Annotated element listings:
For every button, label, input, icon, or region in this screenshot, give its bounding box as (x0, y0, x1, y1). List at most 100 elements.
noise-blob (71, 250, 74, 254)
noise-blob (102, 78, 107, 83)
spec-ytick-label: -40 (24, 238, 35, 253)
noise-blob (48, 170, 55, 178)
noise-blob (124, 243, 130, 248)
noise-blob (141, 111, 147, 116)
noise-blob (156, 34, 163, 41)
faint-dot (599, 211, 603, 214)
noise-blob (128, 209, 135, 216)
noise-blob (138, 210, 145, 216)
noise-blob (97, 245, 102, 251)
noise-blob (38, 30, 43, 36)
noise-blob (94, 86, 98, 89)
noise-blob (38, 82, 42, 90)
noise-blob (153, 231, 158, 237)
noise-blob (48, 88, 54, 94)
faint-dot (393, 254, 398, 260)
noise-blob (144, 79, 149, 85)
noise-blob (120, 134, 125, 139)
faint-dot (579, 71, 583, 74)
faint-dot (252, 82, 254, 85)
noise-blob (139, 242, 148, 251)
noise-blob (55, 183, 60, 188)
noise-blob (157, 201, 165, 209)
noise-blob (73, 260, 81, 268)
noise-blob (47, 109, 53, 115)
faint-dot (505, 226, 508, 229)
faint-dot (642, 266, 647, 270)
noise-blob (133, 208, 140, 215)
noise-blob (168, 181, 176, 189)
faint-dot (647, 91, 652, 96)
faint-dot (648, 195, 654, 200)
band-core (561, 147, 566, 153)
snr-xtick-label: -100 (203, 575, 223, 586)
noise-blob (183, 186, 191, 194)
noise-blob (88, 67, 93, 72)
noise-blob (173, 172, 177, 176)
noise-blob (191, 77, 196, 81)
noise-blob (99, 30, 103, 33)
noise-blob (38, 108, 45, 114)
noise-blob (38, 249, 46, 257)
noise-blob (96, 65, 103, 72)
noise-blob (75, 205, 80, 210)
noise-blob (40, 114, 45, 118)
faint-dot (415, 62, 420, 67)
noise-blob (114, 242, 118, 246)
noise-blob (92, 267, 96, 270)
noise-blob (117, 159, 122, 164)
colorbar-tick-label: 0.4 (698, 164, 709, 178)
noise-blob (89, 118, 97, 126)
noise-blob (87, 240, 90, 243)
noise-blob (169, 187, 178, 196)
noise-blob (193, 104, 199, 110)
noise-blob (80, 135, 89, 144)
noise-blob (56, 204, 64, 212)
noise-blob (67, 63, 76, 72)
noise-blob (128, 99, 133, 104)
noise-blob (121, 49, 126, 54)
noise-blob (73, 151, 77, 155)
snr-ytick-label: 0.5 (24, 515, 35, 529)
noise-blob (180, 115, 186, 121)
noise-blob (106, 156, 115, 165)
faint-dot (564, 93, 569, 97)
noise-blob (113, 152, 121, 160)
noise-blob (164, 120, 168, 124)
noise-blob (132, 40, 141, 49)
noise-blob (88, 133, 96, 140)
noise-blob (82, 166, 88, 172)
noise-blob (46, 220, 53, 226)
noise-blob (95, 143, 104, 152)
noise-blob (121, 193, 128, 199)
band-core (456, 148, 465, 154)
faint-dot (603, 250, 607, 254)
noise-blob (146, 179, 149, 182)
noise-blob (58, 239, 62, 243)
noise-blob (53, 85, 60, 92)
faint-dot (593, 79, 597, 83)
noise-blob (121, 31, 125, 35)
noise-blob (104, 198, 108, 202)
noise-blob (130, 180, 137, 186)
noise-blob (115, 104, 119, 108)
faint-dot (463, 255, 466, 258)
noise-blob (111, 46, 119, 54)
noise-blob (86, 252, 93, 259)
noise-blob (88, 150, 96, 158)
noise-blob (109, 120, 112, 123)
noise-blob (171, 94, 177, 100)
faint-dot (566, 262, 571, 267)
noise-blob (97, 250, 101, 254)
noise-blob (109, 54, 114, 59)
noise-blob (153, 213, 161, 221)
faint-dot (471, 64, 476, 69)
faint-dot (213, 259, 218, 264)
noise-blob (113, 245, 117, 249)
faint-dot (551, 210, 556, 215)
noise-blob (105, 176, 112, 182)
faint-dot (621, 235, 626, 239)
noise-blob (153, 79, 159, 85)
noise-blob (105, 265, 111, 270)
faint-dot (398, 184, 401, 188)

__Your instructions__
Reproduce every line of the material above verbatim, without changing, reordering, or omitting anything.

__The reply__
For every button, label, input, icon, or region in this screenshot, give its bounding box as (x0, y0, x1, y1). List at most 100 elements.
noise-blob (71, 250, 74, 254)
noise-blob (102, 78, 107, 83)
spec-ytick-label: -40 (24, 238, 35, 253)
noise-blob (48, 170, 55, 178)
noise-blob (124, 243, 130, 248)
noise-blob (141, 111, 147, 116)
noise-blob (156, 34, 163, 41)
faint-dot (599, 211, 603, 214)
noise-blob (128, 209, 135, 216)
noise-blob (138, 210, 145, 216)
noise-blob (97, 245, 102, 251)
noise-blob (38, 30, 43, 36)
noise-blob (94, 86, 98, 89)
noise-blob (38, 82, 42, 90)
noise-blob (153, 231, 158, 237)
noise-blob (48, 88, 54, 94)
faint-dot (393, 254, 398, 260)
noise-blob (144, 79, 149, 85)
noise-blob (120, 134, 125, 139)
faint-dot (579, 71, 583, 74)
faint-dot (252, 82, 254, 85)
noise-blob (139, 242, 148, 251)
noise-blob (55, 183, 60, 188)
noise-blob (157, 201, 165, 209)
noise-blob (73, 260, 81, 268)
noise-blob (47, 109, 53, 115)
faint-dot (505, 226, 508, 229)
faint-dot (642, 266, 647, 270)
noise-blob (133, 208, 140, 215)
noise-blob (168, 181, 176, 189)
faint-dot (647, 91, 652, 96)
faint-dot (648, 195, 654, 200)
band-core (561, 147, 566, 153)
snr-xtick-label: -100 (203, 575, 223, 586)
noise-blob (183, 186, 191, 194)
noise-blob (88, 67, 93, 72)
noise-blob (173, 172, 177, 176)
noise-blob (191, 77, 196, 81)
noise-blob (99, 30, 103, 33)
noise-blob (38, 108, 45, 114)
noise-blob (38, 249, 46, 257)
noise-blob (96, 65, 103, 72)
noise-blob (75, 205, 80, 210)
noise-blob (40, 114, 45, 118)
faint-dot (415, 62, 420, 67)
noise-blob (114, 242, 118, 246)
noise-blob (92, 267, 96, 270)
noise-blob (117, 159, 122, 164)
colorbar-tick-label: 0.4 (698, 164, 709, 178)
noise-blob (89, 118, 97, 126)
noise-blob (87, 240, 90, 243)
noise-blob (169, 187, 178, 196)
noise-blob (193, 104, 199, 110)
noise-blob (80, 135, 89, 144)
noise-blob (56, 204, 64, 212)
noise-blob (67, 63, 76, 72)
noise-blob (128, 99, 133, 104)
noise-blob (121, 49, 126, 54)
noise-blob (73, 151, 77, 155)
snr-ytick-label: 0.5 (24, 515, 35, 529)
noise-blob (180, 115, 186, 121)
noise-blob (106, 156, 115, 165)
faint-dot (564, 93, 569, 97)
noise-blob (113, 152, 121, 160)
noise-blob (164, 120, 168, 124)
noise-blob (132, 40, 141, 49)
noise-blob (88, 133, 96, 140)
noise-blob (82, 166, 88, 172)
noise-blob (46, 220, 53, 226)
noise-blob (95, 143, 104, 152)
noise-blob (121, 193, 128, 199)
band-core (456, 148, 465, 154)
faint-dot (603, 250, 607, 254)
noise-blob (146, 179, 149, 182)
noise-blob (58, 239, 62, 243)
noise-blob (53, 85, 60, 92)
faint-dot (593, 79, 597, 83)
noise-blob (121, 31, 125, 35)
noise-blob (104, 198, 108, 202)
noise-blob (130, 180, 137, 186)
noise-blob (115, 104, 119, 108)
faint-dot (463, 255, 466, 258)
noise-blob (111, 46, 119, 54)
noise-blob (86, 252, 93, 259)
noise-blob (88, 150, 96, 158)
noise-blob (109, 120, 112, 123)
noise-blob (171, 94, 177, 100)
faint-dot (566, 262, 571, 267)
noise-blob (97, 250, 101, 254)
noise-blob (109, 54, 114, 59)
noise-blob (153, 213, 161, 221)
faint-dot (471, 64, 476, 69)
faint-dot (213, 259, 218, 264)
noise-blob (113, 245, 117, 249)
faint-dot (551, 210, 556, 215)
noise-blob (105, 176, 112, 182)
faint-dot (621, 235, 626, 239)
noise-blob (153, 79, 159, 85)
noise-blob (105, 265, 111, 270)
faint-dot (398, 184, 401, 188)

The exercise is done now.